**Written exercise**
Wherever the word "bitcoin" appears in the entries, copy the whole line.

───

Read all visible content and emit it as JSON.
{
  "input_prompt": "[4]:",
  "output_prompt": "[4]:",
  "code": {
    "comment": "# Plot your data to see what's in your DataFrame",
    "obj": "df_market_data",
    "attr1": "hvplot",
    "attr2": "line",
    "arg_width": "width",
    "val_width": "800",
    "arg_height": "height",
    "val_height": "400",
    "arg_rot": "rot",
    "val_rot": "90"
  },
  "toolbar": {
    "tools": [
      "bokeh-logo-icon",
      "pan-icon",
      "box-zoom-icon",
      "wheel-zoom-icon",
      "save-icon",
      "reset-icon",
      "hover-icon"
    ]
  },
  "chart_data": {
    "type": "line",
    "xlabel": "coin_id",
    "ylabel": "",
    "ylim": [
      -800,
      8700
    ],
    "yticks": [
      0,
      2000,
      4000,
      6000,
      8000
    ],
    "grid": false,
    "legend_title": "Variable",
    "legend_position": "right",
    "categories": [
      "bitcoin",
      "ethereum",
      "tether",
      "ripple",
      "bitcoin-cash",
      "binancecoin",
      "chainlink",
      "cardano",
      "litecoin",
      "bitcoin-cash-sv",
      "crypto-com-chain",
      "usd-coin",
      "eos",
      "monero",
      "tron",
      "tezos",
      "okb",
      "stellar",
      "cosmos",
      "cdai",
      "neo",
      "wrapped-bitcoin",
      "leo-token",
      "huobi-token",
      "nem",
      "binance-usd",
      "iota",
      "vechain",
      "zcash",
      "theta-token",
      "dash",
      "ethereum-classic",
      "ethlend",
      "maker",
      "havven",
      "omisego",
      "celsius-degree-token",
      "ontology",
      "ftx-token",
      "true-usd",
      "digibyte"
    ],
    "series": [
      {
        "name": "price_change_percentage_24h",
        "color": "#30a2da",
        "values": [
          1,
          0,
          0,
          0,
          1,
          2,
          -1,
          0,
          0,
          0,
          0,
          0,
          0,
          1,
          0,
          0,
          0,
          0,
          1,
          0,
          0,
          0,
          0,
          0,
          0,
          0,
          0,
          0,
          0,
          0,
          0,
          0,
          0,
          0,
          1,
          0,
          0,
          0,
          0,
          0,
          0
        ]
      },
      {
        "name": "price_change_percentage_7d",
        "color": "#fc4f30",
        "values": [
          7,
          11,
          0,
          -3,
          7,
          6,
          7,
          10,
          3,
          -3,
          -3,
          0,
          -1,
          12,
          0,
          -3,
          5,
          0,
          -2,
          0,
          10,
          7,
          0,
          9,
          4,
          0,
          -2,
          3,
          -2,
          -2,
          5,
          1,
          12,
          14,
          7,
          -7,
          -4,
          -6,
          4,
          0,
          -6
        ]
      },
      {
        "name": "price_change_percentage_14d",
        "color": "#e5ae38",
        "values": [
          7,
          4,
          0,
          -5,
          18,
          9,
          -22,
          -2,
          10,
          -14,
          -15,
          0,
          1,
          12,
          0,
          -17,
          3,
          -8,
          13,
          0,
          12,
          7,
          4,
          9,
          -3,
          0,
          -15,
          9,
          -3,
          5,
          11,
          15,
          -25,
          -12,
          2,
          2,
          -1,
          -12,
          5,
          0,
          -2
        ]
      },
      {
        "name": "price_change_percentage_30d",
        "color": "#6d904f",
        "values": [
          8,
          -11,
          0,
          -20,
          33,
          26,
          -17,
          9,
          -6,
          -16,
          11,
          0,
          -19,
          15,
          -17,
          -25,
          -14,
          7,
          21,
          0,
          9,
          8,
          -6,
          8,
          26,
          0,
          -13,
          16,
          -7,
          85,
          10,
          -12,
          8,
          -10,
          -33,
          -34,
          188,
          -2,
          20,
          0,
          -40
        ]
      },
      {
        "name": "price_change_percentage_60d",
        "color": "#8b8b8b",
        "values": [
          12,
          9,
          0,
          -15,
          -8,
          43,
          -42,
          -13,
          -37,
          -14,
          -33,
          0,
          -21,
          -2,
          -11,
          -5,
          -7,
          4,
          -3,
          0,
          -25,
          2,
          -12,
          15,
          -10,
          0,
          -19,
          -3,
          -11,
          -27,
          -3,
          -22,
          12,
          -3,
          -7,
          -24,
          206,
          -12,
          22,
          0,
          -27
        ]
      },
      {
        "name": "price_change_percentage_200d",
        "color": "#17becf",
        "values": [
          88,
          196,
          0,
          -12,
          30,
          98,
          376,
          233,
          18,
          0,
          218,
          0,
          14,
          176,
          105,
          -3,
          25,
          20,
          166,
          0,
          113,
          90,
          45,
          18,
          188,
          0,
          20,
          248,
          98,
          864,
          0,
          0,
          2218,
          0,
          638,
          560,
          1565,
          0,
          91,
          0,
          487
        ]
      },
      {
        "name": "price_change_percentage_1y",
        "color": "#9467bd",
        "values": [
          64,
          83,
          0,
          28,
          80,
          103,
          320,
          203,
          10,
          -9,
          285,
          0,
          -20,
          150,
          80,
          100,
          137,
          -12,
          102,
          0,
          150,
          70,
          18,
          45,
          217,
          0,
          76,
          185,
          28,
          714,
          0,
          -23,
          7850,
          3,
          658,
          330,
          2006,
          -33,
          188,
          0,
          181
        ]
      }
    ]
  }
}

───

**Output of the task**
      "bitcoin",
      "bitcoin-cash",
      "bitcoin-cash-sv",
      "wrapped-bitcoin",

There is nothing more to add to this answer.